> SHORT PROBLEM: Give again only the lines from the line that holds "Output a JSON object describing the text" to the end of the data, inclusive, omitting all pictures.

-- start --

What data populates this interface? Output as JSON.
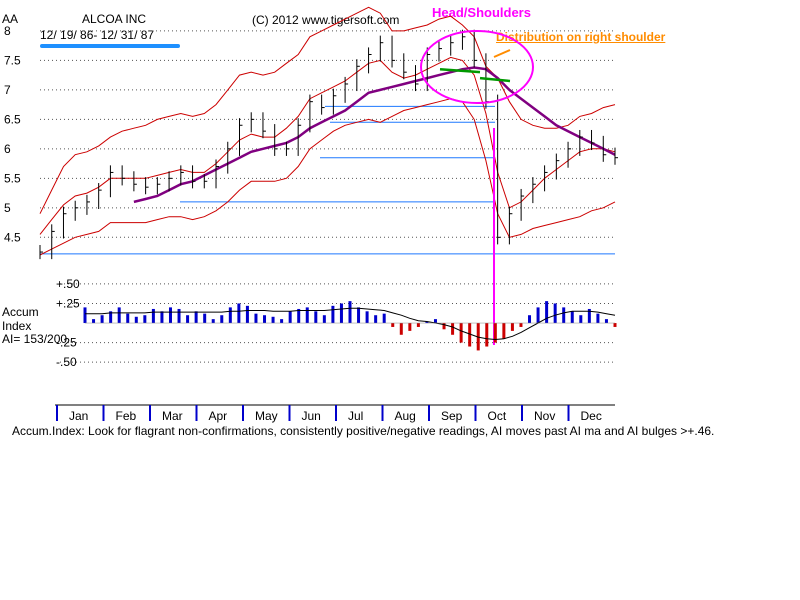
{
  "header": {
    "symbol": "AA",
    "company": "ALCOA INC",
    "date_range": "12/ 19/ 86- 12/ 31/ 87",
    "copyright": "(C) 2012 www.tigersoft.com"
  },
  "annotations": {
    "head_shoulders": "Head/Shoulders",
    "distribution": "Distribution on right shoulder"
  },
  "indicator": {
    "title": "Accum",
    "subtitle": "Index",
    "ai_value": "AI= 153/200"
  },
  "footer": "Accum.Index: Look for flagrant non-confirmations, consistently positive/negative readings, AI moves past AI ma and AI bulges >+.46.",
  "colors": {
    "bands": "#cc0000",
    "ma": "#800080",
    "price": "#000000",
    "support": "#1e78ff",
    "neckline": "#009900",
    "annotation": "#ff00ff",
    "distribution": "#ff8c00",
    "ai_positive": "#0000cc",
    "ai_negative": "#cc0000"
  },
  "chart_data": {
    "type": "line",
    "title": "ALCOA INC",
    "months": [
      "Jan",
      "Feb",
      "Mar",
      "Apr",
      "May",
      "Jun",
      "Jul",
      "Aug",
      "Sep",
      "Oct",
      "Nov",
      "Dec"
    ],
    "price": {
      "ylim": [
        4.2,
        8.1
      ],
      "ticks": [
        "4.5",
        "5",
        "5.5",
        "6",
        "6.5",
        "7",
        "7.5",
        "8"
      ],
      "tick_values": [
        4.5,
        5,
        5.5,
        6,
        6.5,
        7,
        7.5,
        8
      ],
      "closes": [
        4.25,
        4.6,
        4.9,
        5.0,
        5.1,
        5.3,
        5.6,
        5.5,
        5.4,
        5.35,
        5.4,
        5.5,
        5.6,
        5.45,
        5.45,
        5.7,
        6.0,
        6.4,
        6.5,
        6.3,
        6.0,
        6.0,
        6.4,
        6.8,
        6.7,
        6.9,
        7.1,
        7.4,
        7.6,
        7.8,
        7.5,
        7.3,
        7.1,
        7.6,
        7.7,
        7.8,
        7.9,
        7.5,
        6.8,
        4.5,
        4.9,
        5.2,
        5.4,
        5.6,
        5.8,
        6.0,
        6.2,
        6.1,
        5.9,
        5.85
      ],
      "upper_band": [
        4.9,
        5.3,
        5.7,
        5.9,
        5.95,
        6.05,
        6.2,
        6.3,
        6.35,
        6.4,
        6.5,
        6.55,
        6.6,
        6.55,
        6.6,
        6.75,
        7.0,
        7.25,
        7.3,
        7.25,
        7.3,
        7.45,
        7.6,
        7.9,
        8.0,
        8.1,
        8.2,
        8.3,
        8.4,
        8.3,
        8.0,
        8.0,
        8.05,
        8.1,
        8.2,
        8.25,
        8.1,
        7.9,
        7.4,
        7.2,
        6.8,
        6.5,
        6.4,
        6.35,
        6.35,
        6.4,
        6.55,
        6.6,
        6.7,
        6.75
      ],
      "mid_band": [
        4.55,
        4.8,
        5.05,
        5.2,
        5.25,
        5.35,
        5.5,
        5.5,
        5.5,
        5.5,
        5.55,
        5.6,
        5.65,
        5.6,
        5.6,
        5.75,
        5.95,
        6.15,
        6.25,
        6.2,
        6.2,
        6.35,
        6.55,
        6.85,
        6.95,
        7.05,
        7.15,
        7.3,
        7.45,
        7.5,
        7.3,
        7.2,
        7.25,
        7.35,
        7.45,
        7.55,
        7.5,
        7.25,
        6.6,
        5.6,
        5.0,
        5.1,
        5.3,
        5.5,
        5.65,
        5.8,
        5.95,
        6.0,
        6.0,
        5.95
      ],
      "lower_band": [
        4.2,
        4.3,
        4.4,
        4.5,
        4.55,
        4.6,
        4.75,
        4.75,
        4.75,
        4.75,
        4.8,
        4.85,
        4.85,
        4.8,
        4.85,
        4.95,
        5.1,
        5.3,
        5.45,
        5.45,
        5.45,
        5.5,
        5.7,
        6.0,
        6.15,
        6.3,
        6.4,
        6.45,
        6.5,
        6.45,
        6.55,
        6.65,
        6.7,
        6.75,
        6.8,
        6.85,
        6.8,
        6.5,
        5.8,
        4.9,
        4.5,
        4.55,
        4.65,
        4.7,
        4.75,
        4.8,
        4.85,
        4.95,
        5.0,
        5.1
      ],
      "ma": [
        null,
        null,
        null,
        null,
        null,
        null,
        null,
        null,
        5.1,
        5.15,
        5.2,
        5.3,
        5.4,
        5.45,
        5.55,
        5.65,
        5.75,
        5.85,
        5.95,
        6.0,
        6.05,
        6.1,
        6.2,
        6.35,
        6.45,
        6.55,
        6.65,
        6.8,
        6.95,
        7.0,
        7.05,
        7.1,
        7.15,
        7.2,
        7.25,
        7.3,
        7.35,
        7.38,
        7.35,
        7.2,
        7.0,
        6.85,
        6.7,
        6.55,
        6.4,
        6.3,
        6.2,
        6.1,
        6.0,
        5.9
      ],
      "support_levels": [
        4.22,
        5.1,
        5.85,
        6.45,
        6.72
      ],
      "neckline": [
        [
          7.35,
          7.3
        ],
        [
          7.2,
          7.15
        ]
      ]
    },
    "accum": {
      "ylim": [
        -0.6,
        0.55
      ],
      "ticks": [
        "+.50",
        "+.25",
        "-.25",
        "-.50"
      ],
      "tick_values": [
        0.5,
        0.25,
        -0.25,
        -0.5
      ],
      "values": [
        0.2,
        0.05,
        0.1,
        0.15,
        0.2,
        0.12,
        0.08,
        0.1,
        0.18,
        0.15,
        0.2,
        0.18,
        0.1,
        0.15,
        0.12,
        0.05,
        0.1,
        0.2,
        0.25,
        0.22,
        0.12,
        0.1,
        0.08,
        0.05,
        0.15,
        0.18,
        0.2,
        0.15,
        0.1,
        0.22,
        0.25,
        0.28,
        0.2,
        0.15,
        0.1,
        0.12,
        -0.05,
        -0.15,
        -0.1,
        -0.05,
        0.02,
        0.05,
        -0.08,
        -0.15,
        -0.25,
        -0.3,
        -0.35,
        -0.3,
        -0.25,
        -0.2,
        -0.1,
        -0.05,
        0.1,
        0.2,
        0.28,
        0.25,
        0.2,
        0.15,
        0.1,
        0.18,
        0.12,
        0.05,
        -0.05
      ],
      "ma": [
        0.12,
        0.12,
        0.12,
        0.13,
        0.13,
        0.13,
        0.13,
        0.13,
        0.14,
        0.14,
        0.14,
        0.14,
        0.14,
        0.14,
        0.14,
        0.14,
        0.14,
        0.15,
        0.15,
        0.16,
        0.16,
        0.16,
        0.15,
        0.15,
        0.15,
        0.16,
        0.16,
        0.16,
        0.16,
        0.17,
        0.18,
        0.19,
        0.19,
        0.18,
        0.17,
        0.16,
        0.13,
        0.1,
        0.06,
        0.03,
        0.02,
        0.0,
        -0.02,
        -0.05,
        -0.1,
        -0.14,
        -0.18,
        -0.2,
        -0.21,
        -0.2,
        -0.17,
        -0.12,
        -0.06,
        0.0,
        0.06,
        0.1,
        0.13,
        0.15,
        0.15,
        0.15,
        0.14,
        0.12,
        0.1
      ]
    }
  }
}
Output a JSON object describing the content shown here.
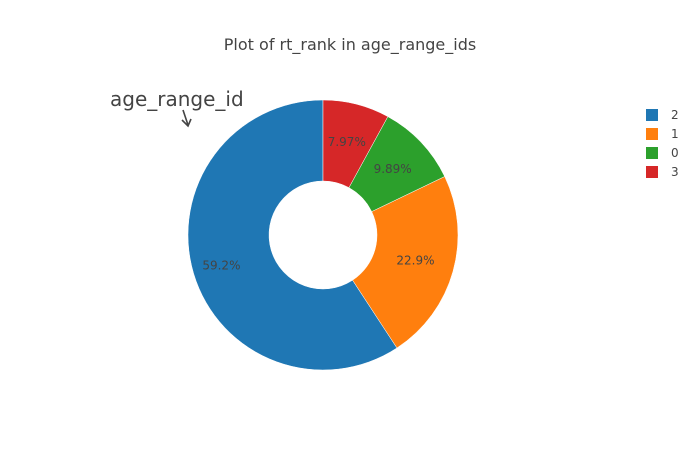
{
  "chart_data": {
    "type": "pie",
    "hole": true,
    "title": "Plot of rt_rank in age_range_ids",
    "annotation": "age_range_id",
    "slices": [
      {
        "label": "2",
        "percent": 59.2,
        "text": "59.2%",
        "color": "#1f77b4"
      },
      {
        "label": "1",
        "percent": 22.9,
        "text": "22.9%",
        "color": "#ff7f0e"
      },
      {
        "label": "0",
        "percent": 9.89,
        "text": "9.89%",
        "color": "#2ca02c"
      },
      {
        "label": "3",
        "percent": 7.97,
        "text": "7.97%",
        "color": "#d62728"
      }
    ],
    "legend": {
      "placement": "top-right",
      "items": [
        "2",
        "1",
        "0",
        "3"
      ]
    }
  }
}
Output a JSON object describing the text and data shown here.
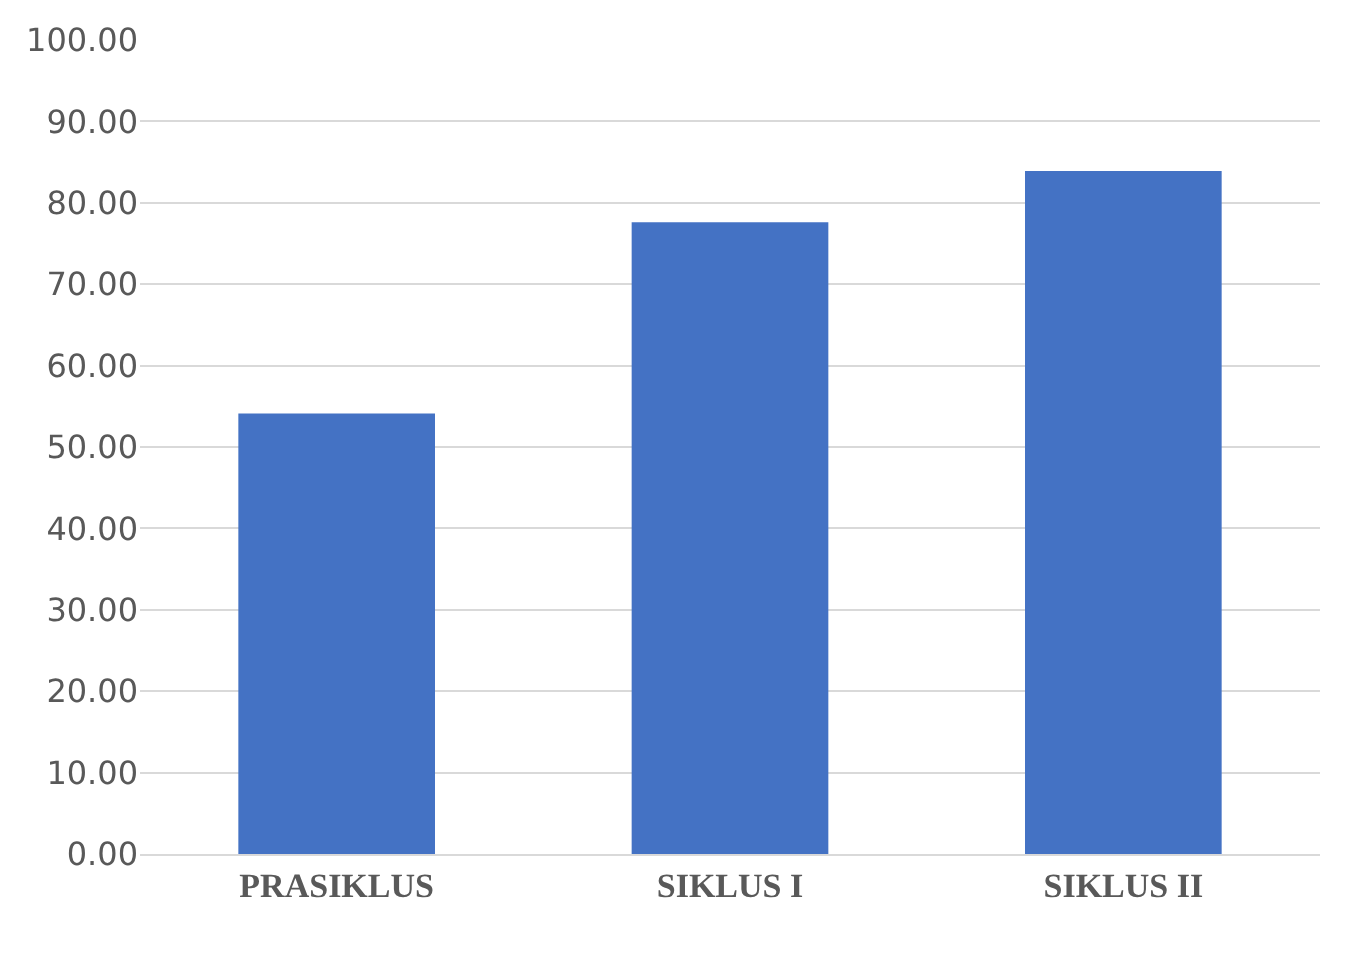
{
  "chart_data": {
    "type": "bar",
    "categories": [
      "PRASIKLUS",
      "SIKLUS I",
      "SIKLUS II"
    ],
    "values": [
      54.1,
      77.6,
      83.9
    ],
    "color": "#4472c4",
    "ylim": [
      0,
      100
    ],
    "yticks": [
      {
        "value": 0,
        "label": "0.00"
      },
      {
        "value": 10,
        "label": "10.00"
      },
      {
        "value": 20,
        "label": "20.00"
      },
      {
        "value": 30,
        "label": "30.00"
      },
      {
        "value": 40,
        "label": "40.00"
      },
      {
        "value": 50,
        "label": "50.00"
      },
      {
        "value": 60,
        "label": "60.00"
      },
      {
        "value": 70,
        "label": "70.00"
      },
      {
        "value": 80,
        "label": "80.00"
      },
      {
        "value": 90,
        "label": "90.00"
      },
      {
        "value": 100,
        "label": "100.00"
      }
    ],
    "grid": "y"
  }
}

-- end --

> SOLUTION BELOW:
Output a JSON object describing the text and data shown here.
{
  "chart_data": {
    "type": "bar",
    "categories": [
      "PRASIKLUS",
      "SIKLUS I",
      "SIKLUS II"
    ],
    "values": [
      54.1,
      77.6,
      83.9
    ],
    "color": "#4472c4",
    "ylim": [
      0,
      100
    ],
    "yticks": [
      {
        "value": 0,
        "label": "0.00"
      },
      {
        "value": 10,
        "label": "10.00"
      },
      {
        "value": 20,
        "label": "20.00"
      },
      {
        "value": 30,
        "label": "30.00"
      },
      {
        "value": 40,
        "label": "40.00"
      },
      {
        "value": 50,
        "label": "50.00"
      },
      {
        "value": 60,
        "label": "60.00"
      },
      {
        "value": 70,
        "label": "70.00"
      },
      {
        "value": 80,
        "label": "80.00"
      },
      {
        "value": 90,
        "label": "90.00"
      },
      {
        "value": 100,
        "label": "100.00"
      }
    ],
    "grid": "y"
  }
}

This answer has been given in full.